# WORK TO BE COMPLETED:
In the listing below, pick out lines with "chemifts".

[start]

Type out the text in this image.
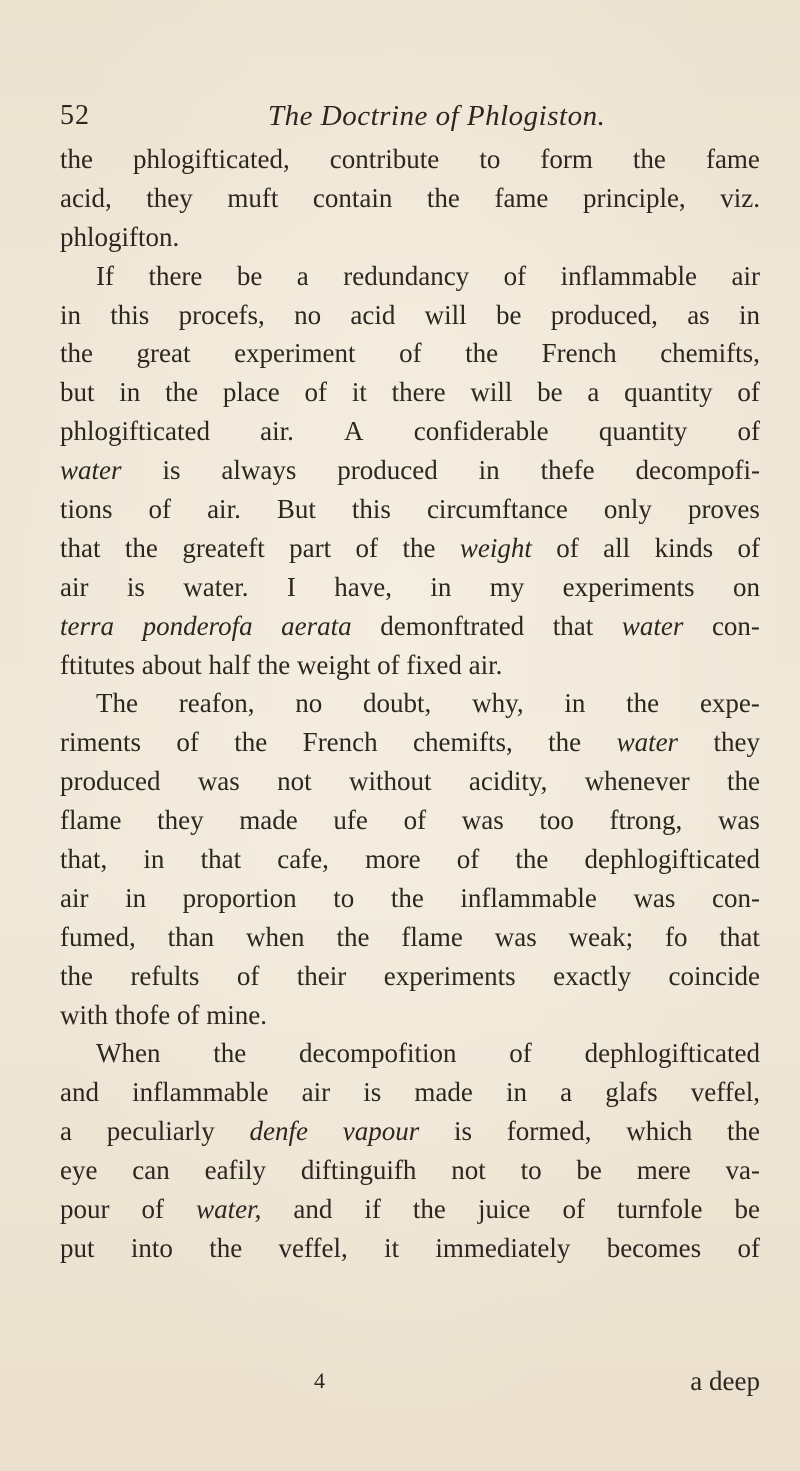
52	The Doctrine of Phlogiston.
the phlogifticated, contribute to form the fame
acid, they muft contain the fame principle, viz.
phlogifton.
If there be a redundancy of inflammable air
in this procefs, no acid will be produced, as in
the great experiment of the French chemifts,
but in the place of it there will be a quantity of
phlogifticated air. A confiderable quantity of
water is always produced in thefe decompofi-
tions of air. But this circumftance only proves
that the greateft part of the weight of all kinds of
air is water. I have, in my experiments on
terra ponderofa aerata demonftrated that water con-
ftitutes about half the weight of fixed air.
The reafon, no doubt, why, in the expe-
riments of the French chemifts, the water they
produced was not without acidity, whenever the
flame they made ufe of was too ftrong, was
that, in that cafe, more of the dephlogifticated
air in proportion to the inflammable was con-
fumed, than when the flame was weak; fo that
the refults of their experiments exactly coincide
with thofe of mine.
When the decompofition of dephlogifticated
and inflammable air is made in a glafs veffel,
a peculiarly denfe vapour is formed, which the
eye can eafily diftinguifh not to be mere va-
pour of water, and if the juice of turnfole be
put into the veffel, it immediately becomes of
4	a deep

[end]

# TASK OUTPUT:
the great experiment of the French chemifts,
riments of the French chemifts, the water they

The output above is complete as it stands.